● **What you need to do**
Copy every entry exactly.

□ □ □ □ □ □ □

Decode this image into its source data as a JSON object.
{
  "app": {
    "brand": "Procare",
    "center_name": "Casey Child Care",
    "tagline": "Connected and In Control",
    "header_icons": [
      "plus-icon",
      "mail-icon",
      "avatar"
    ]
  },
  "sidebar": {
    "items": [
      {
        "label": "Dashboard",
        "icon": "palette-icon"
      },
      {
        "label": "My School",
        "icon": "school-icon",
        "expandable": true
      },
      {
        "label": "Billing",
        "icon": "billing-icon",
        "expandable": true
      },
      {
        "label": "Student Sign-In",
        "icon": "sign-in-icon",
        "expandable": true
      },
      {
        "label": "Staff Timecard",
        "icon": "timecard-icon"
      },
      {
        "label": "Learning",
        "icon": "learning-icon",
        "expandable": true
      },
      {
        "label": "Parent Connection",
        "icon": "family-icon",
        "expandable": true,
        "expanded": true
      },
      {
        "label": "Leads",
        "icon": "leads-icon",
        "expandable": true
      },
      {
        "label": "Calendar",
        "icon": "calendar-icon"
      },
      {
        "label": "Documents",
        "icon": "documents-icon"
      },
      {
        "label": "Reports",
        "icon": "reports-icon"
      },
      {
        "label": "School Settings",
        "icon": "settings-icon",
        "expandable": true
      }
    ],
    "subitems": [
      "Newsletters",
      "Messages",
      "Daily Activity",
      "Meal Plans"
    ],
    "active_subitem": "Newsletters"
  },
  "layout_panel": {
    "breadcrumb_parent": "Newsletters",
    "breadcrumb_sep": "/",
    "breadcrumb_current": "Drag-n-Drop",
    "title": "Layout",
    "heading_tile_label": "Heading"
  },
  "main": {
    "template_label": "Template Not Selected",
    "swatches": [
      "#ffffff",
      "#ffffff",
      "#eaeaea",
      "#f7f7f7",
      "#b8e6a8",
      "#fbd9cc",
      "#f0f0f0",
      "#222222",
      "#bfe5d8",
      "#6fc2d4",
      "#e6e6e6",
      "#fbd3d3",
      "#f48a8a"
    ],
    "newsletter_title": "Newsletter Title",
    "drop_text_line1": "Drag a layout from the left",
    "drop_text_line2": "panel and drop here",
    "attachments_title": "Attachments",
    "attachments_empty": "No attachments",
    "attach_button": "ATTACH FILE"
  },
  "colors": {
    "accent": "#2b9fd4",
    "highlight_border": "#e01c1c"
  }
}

□ □ □ □ □ □ □

● **Solution to the exercise**
Decode this image into its source data as a JSON object.
{
  "app": {
    "brand": "Procare",
    "center_name": "Casey Child Care",
    "tagline": "Connected and In Control",
    "header_icons": [
      "plus-icon",
      "mail-icon",
      "avatar"
    ]
  },
  "sidebar": {
    "items": [
      {
        "label": "Dashboard",
        "icon": "palette-icon"
      },
      {
        "label": "My School",
        "icon": "school-icon",
        "expandable": true
      },
      {
        "label": "Billing",
        "icon": "billing-icon",
        "expandable": true
      },
      {
        "label": "Student Sign-In",
        "icon": "sign-in-icon",
        "expandable": true
      },
      {
        "label": "Staff Timecard",
        "icon": "timecard-icon"
      },
      {
        "label": "Learning",
        "icon": "learning-icon",
        "expandable": true
      },
      {
        "label": "Parent Connection",
        "icon": "family-icon",
        "expandable": true,
        "expanded": true
      },
      {
        "label": "Leads",
        "icon": "leads-icon",
        "expandable": true
      },
      {
        "label": "Calendar",
        "icon": "calendar-icon"
      },
      {
        "label": "Documents",
        "icon": "documents-icon"
      },
      {
        "label": "Reports",
        "icon": "reports-icon"
      },
      {
        "label": "School Settings",
        "icon": "settings-icon",
        "expandable": true
      }
    ],
    "subitems": [
      "Newsletters",
      "Messages",
      "Daily Activity",
      "Meal Plans"
    ],
    "active_subitem": "Newsletters"
  },
  "layout_panel": {
    "breadcrumb_parent": "Newsletters",
    "breadcrumb_sep": "/",
    "breadcrumb_current": "Drag-n-Drop",
    "title": "Layout",
    "heading_tile_label": "Heading"
  },
  "main": {
    "template_label": "Template Not Selected",
    "swatches": [
      "#ffffff",
      "#ffffff",
      "#eaeaea",
      "#f7f7f7",
      "#b8e6a8",
      "#fbd9cc",
      "#f0f0f0",
      "#222222",
      "#bfe5d8",
      "#6fc2d4",
      "#e6e6e6",
      "#fbd3d3",
      "#f48a8a"
    ],
    "newsletter_title": "Newsletter Title",
    "drop_text_line1": "Drag a layout from the left",
    "drop_text_line2": "panel and drop here",
    "attachments_title": "Attachments",
    "attachments_empty": "No attachments",
    "attach_button": "ATTACH FILE"
  },
  "colors": {
    "accent": "#2b9fd4",
    "highlight_border": "#e01c1c"
  }
}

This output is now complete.